---------- ESTRATTO DEL DOCUMENTO

L’azione teatrale, come dicevamo, termina tra la farmacia e le lapidi. Come sempre volgo lo sguardo in altro e la finestra, al passaggio della folla che ha seguito i due attori, si spalanca, alcune persone si affacciano, si svela l’interno con soffitto di legno e magnifici affreschi. Rinfranca, ogni volta, vedere tante persone radunarsi lì, sempre lì, imperterrite, calme nella propria ostinazione. Mi riaffiorano alla mente, nello scrutare i volti di questa gente, alcune righe del racconto, e alcuni fotogrammi del film. La danza macabra, la “breve, orribile danza tutta sussulti e contorsioni che nell’attimo della morte senza dubbio compirono, prima di cadere esanimi uno sull’altro”[9]; e l’impressione che può dare, sul finir della notte, arrivare a piedi, come Anna Repetto, moglie del farmacista, notando come i cadaveri “di lontano non parevano nemmeno corpi umani: stracci, bensì, poveri stracci o fagotti buttati là, al sole, nella neve fradicia […], quelli che, caduti abbracciandosi, facevano tuttora uno stretto viluppo di membra irrigidite”[10].

Quest’abbraccio è come un suggello, l’estremo istintivo atto umano del conforto, il gesto pietoso, straziante di chi non rinuncia, neppure gli ultimissimi atti della propria esistenza, a cercare un corpo fratello, per sentirsi meno solo.

“Orrore, pietà, paura folle: c’era questo nell’impressione che l’annuncio dei nomi dei fucilati suscitò in ogni casa”[11]. In questo ennesimo, indimenticabile passaggio del racconto di Bassani, ho ritrovato il senso di quell’abbraccio e di quella storia. Orrore e pietà messi dall’autore così vicini, anch’essi quasi ad abbracciarsi. L’orrore senza pietà sarebbe pura disperazione (tanto delle vittime, quanto dei carnefici), la pietà senza orrore non sarebbe autentica, ma mero sentimentalismo.

--------------------
---------- RIGHE DEI DATI

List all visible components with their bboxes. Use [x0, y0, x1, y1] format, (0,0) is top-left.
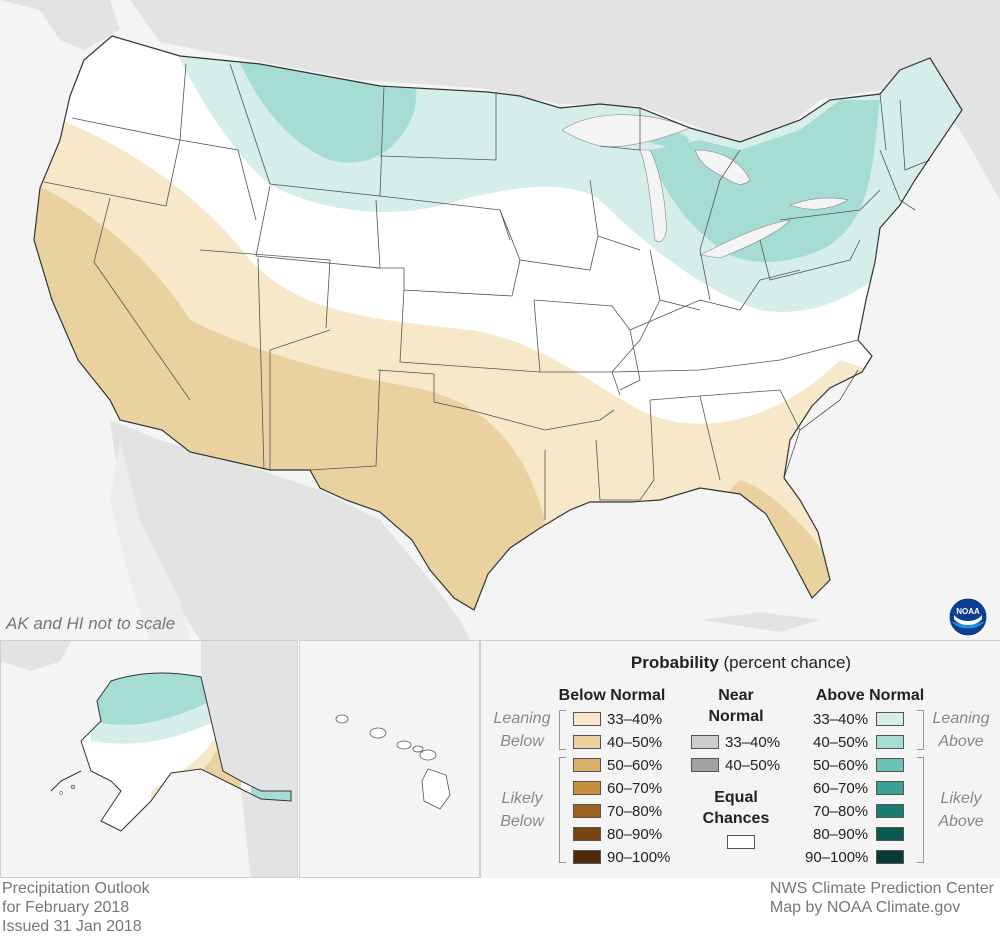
legend-above-90-100: 90–100%: [805, 848, 905, 866]
outlook-caption: Precipitation Outlook for February 2018 …: [2, 879, 150, 936]
likely-below-bracket: [559, 757, 566, 863]
swatch: [876, 850, 905, 864]
caption-line: Issued 31 Jan 2018: [2, 918, 142, 935]
likely-above-label: Likely Above: [938, 790, 984, 830]
swatch: [876, 781, 905, 795]
credit-line: NWS Climate Prediction Center: [769, 880, 994, 897]
legend-below-33-40: 33–40%: [573, 710, 662, 728]
equal-chances-swatch: [727, 835, 755, 849]
legend-below-60-70: 60–70%: [573, 779, 662, 797]
alaska-inset: [0, 640, 298, 878]
legend-near-33-40: 33–40%: [691, 733, 780, 751]
scale-note: AK and HI not to scale: [6, 614, 176, 633]
credits: NWS Climate Prediction Center Map by NOA…: [770, 879, 994, 917]
legend-near-40-50: 40–50%: [691, 756, 780, 774]
swatch: [691, 735, 719, 749]
swatch: [573, 850, 601, 864]
likely-below-label: Likely Below: [500, 790, 544, 830]
legend-below-40-50: 40–50%: [573, 733, 662, 751]
swatch: [573, 781, 601, 795]
near-normal-header: Near Normal: [708, 687, 764, 725]
swatch: [876, 804, 905, 818]
legend-above-70-80: 70–80%: [813, 802, 905, 820]
credit-line: Map by NOAA Climate.gov: [769, 899, 961, 916]
swatch: [573, 735, 601, 749]
swatch: [691, 758, 719, 772]
legend-below-80-90: 80–90%: [573, 825, 662, 843]
leaning-above-bracket: [917, 710, 924, 750]
swatch: [573, 712, 601, 726]
legend-below-50-60: 50–60%: [573, 756, 662, 774]
swatch: [573, 827, 601, 841]
legend-above-60-70: 60–70%: [813, 779, 905, 797]
legend-below-70-80: 70–80%: [573, 802, 662, 820]
svg-text:NOAA: NOAA: [956, 607, 980, 616]
swatch: [573, 758, 601, 772]
state-boundaries: [43, 63, 931, 520]
below-normal-header: Below Normal: [558, 687, 666, 704]
swatch: [876, 827, 905, 841]
swatch: [876, 758, 905, 772]
swatch: [876, 712, 905, 726]
legend-title: Probability (percent chance): [630, 653, 852, 672]
above-normal-header: Above Normal: [815, 687, 925, 704]
legend-above-40-50: 40–50%: [813, 733, 905, 751]
legend-below-90-100: 90–100%: [573, 848, 670, 866]
caption-line: for February 2018: [2, 899, 130, 916]
likely-above-bracket: [917, 757, 924, 863]
leaning-above-label: Leaning Above: [932, 710, 990, 750]
legend: Probability (percent chance) Below Norma…: [480, 640, 1000, 878]
hawaii-inset: [299, 640, 480, 878]
swatch: [876, 735, 905, 749]
caption-line: Precipitation Outlook: [2, 880, 150, 897]
leaning-below-bracket: [559, 710, 566, 750]
great-lakes: [561, 114, 849, 259]
noaa-logo: NOAA: [948, 597, 988, 637]
legend-above-50-60: 50–60%: [813, 756, 905, 774]
legend-above-33-40: 33–40%: [813, 710, 905, 728]
conus-map: [0, 0, 1000, 640]
swatch: [573, 804, 601, 818]
legend-above-80-90: 80–90%: [813, 825, 905, 843]
equal-chances-header: Equal Chances: [702, 789, 770, 827]
leaning-below-label: Leaning Below: [493, 710, 551, 750]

--------------------

◆ CONSEGNA A ◆
Spiega in una-tre frasi perché, secondo l'estratto, orrore e pietà devono stare vicini.
◆ CONSEGNA B ◆
Elenca i sentimenti che, nella citazione riportata dall'estratto, l'annuncio dei nomi dei fucilati suscitò in ogni casa.

◆ RISPOSTA A ◆
L'orrore senza pietà sarebbe pura disperazione, tanto delle vittime quanto dei carnefici. La pietà senza orrore, invece, non sarebbe autentica, ma mero sentimentalismo.

◆ RISPOSTA B ◆
Orrore; pietà; paura folle.